--- START OF RECORD EXTRACTS ---
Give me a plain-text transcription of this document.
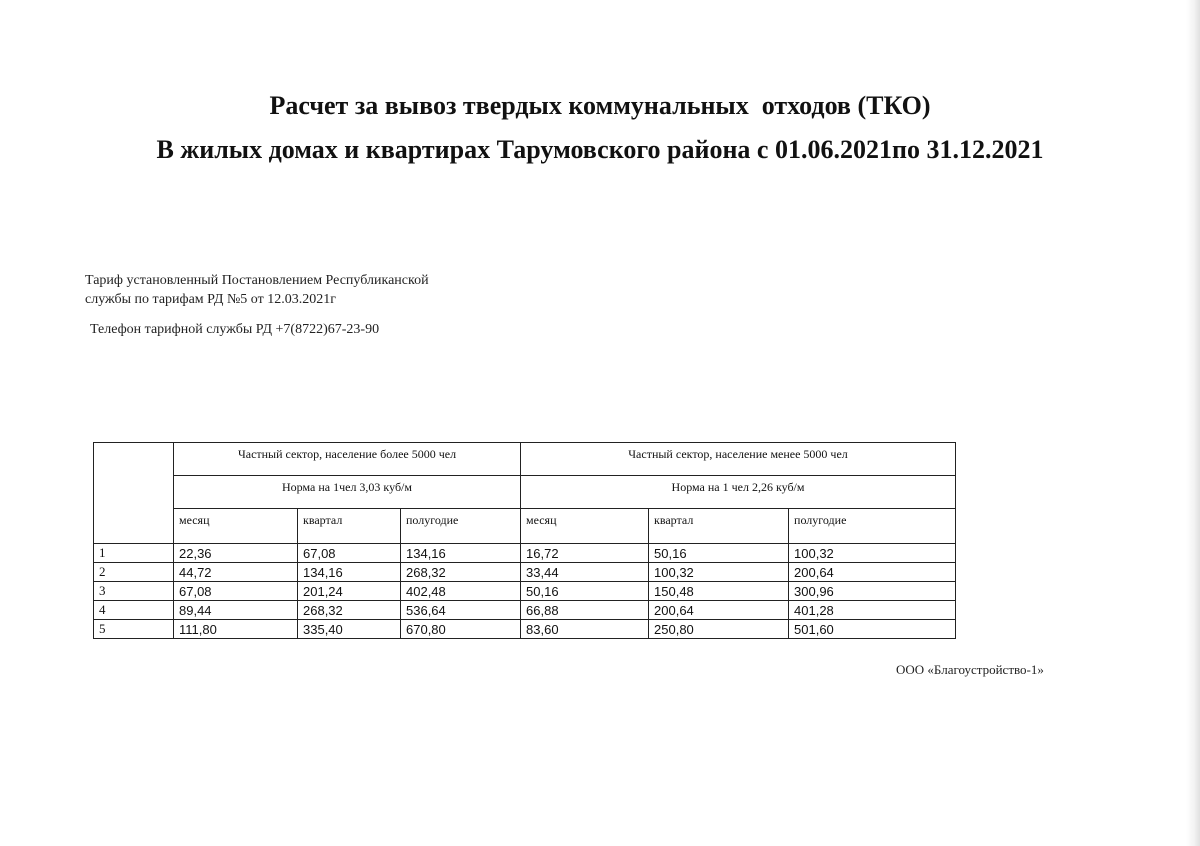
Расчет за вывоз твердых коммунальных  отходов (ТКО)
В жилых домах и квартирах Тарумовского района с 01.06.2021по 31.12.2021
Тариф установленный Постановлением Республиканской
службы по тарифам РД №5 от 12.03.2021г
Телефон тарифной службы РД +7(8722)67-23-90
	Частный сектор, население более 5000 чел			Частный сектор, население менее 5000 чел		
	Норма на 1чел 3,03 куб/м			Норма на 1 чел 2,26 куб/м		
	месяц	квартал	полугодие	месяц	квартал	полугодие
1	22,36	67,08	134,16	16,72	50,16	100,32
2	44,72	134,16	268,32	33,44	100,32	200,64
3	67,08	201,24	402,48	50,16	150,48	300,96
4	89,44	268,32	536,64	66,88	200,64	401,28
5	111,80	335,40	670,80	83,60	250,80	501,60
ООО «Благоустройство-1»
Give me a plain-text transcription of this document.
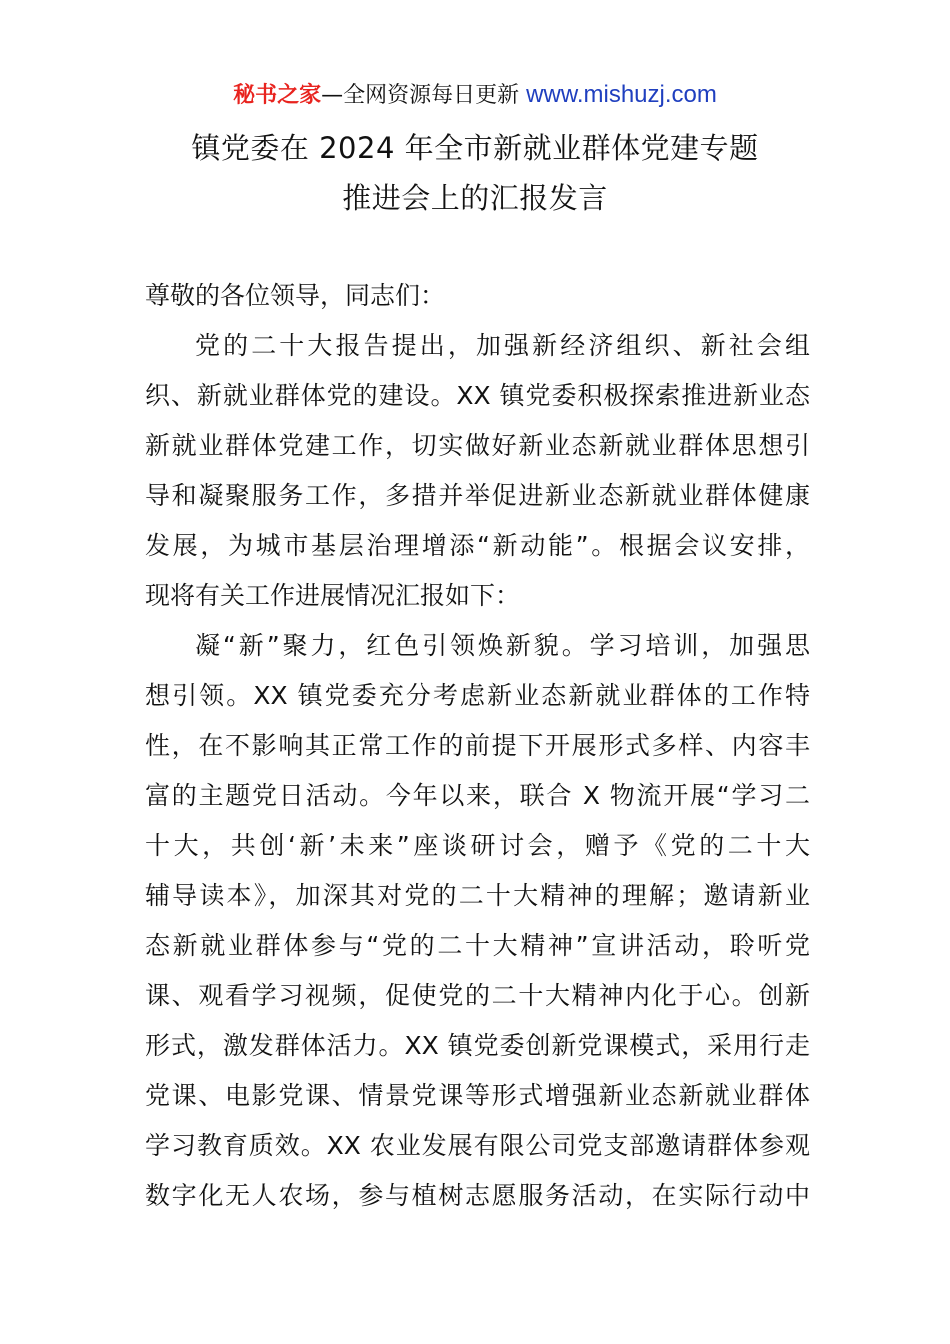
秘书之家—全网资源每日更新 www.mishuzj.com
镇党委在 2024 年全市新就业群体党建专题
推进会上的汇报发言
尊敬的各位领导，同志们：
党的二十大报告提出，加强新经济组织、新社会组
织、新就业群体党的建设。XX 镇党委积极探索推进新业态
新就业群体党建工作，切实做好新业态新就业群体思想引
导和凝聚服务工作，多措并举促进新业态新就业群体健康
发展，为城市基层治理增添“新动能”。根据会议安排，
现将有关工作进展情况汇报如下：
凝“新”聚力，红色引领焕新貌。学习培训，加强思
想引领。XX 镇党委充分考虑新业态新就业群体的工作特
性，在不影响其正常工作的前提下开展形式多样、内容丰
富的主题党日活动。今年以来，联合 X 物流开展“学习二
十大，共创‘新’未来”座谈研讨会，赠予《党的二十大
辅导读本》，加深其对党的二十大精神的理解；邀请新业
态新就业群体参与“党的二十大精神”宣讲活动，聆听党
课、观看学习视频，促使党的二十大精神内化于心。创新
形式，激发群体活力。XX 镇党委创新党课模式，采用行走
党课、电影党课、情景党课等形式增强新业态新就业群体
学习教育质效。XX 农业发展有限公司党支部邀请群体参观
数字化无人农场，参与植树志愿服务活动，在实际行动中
--- END OF RECORD EXTRACTS ---
## EXERCISE DESCRIPTION
Copy the records exactly as they appear, excluding images.

## SOLVED PROBLEM
Give me a plain-text transcription of this document.
Расчет за вывоз твердых коммунальных  отходов (ТКО)
В жилых домах и квартирах Тарумовского района с 01.06.2021по 31.12.2021
Тариф установленный Постановлением Республиканской
службы по тарифам РД №5 от 12.03.2021г
Телефон тарифной службы РД +7(8722)67-23-90
	Частный сектор, население более 5000 чел			Частный сектор, население менее 5000 чел		
	Норма на 1чел 3,03 куб/м			Норма на 1 чел 2,26 куб/м		
	месяц	квартал	полугодие	месяц	квартал	полугодие
1	22,36	67,08	134,16	16,72	50,16	100,32
2	44,72	134,16	268,32	33,44	100,32	200,64
3	67,08	201,24	402,48	50,16	150,48	300,96
4	89,44	268,32	536,64	66,88	200,64	401,28
5	111,80	335,40	670,80	83,60	250,80	501,60
ООО «Благоустройство-1»
Give me a plain-text transcription of this document.
秘书之家—全网资源每日更新 www.mishuzj.com
镇党委在 2024 年全市新就业群体党建专题
推进会上的汇报发言
尊敬的各位领导，同志们：
党的二十大报告提出，加强新经济组织、新社会组
织、新就业群体党的建设。XX 镇党委积极探索推进新业态
新就业群体党建工作，切实做好新业态新就业群体思想引
导和凝聚服务工作，多措并举促进新业态新就业群体健康
发展，为城市基层治理增添“新动能”。根据会议安排，
现将有关工作进展情况汇报如下：
凝“新”聚力，红色引领焕新貌。学习培训，加强思
想引领。XX 镇党委充分考虑新业态新就业群体的工作特
性，在不影响其正常工作的前提下开展形式多样、内容丰
富的主题党日活动。今年以来，联合 X 物流开展“学习二
十大，共创‘新’未来”座谈研讨会，赠予《党的二十大
辅导读本》，加深其对党的二十大精神的理解；邀请新业
态新就业群体参与“党的二十大精神”宣讲活动，聆听党
课、观看学习视频，促使党的二十大精神内化于心。创新
形式，激发群体活力。XX 镇党委创新党课模式，采用行走
党课、电影党课、情景党课等形式增强新业态新就业群体
学习教育质效。XX 农业发展有限公司党支部邀请群体参观
数字化无人农场，参与植树志愿服务活动，在实际行动中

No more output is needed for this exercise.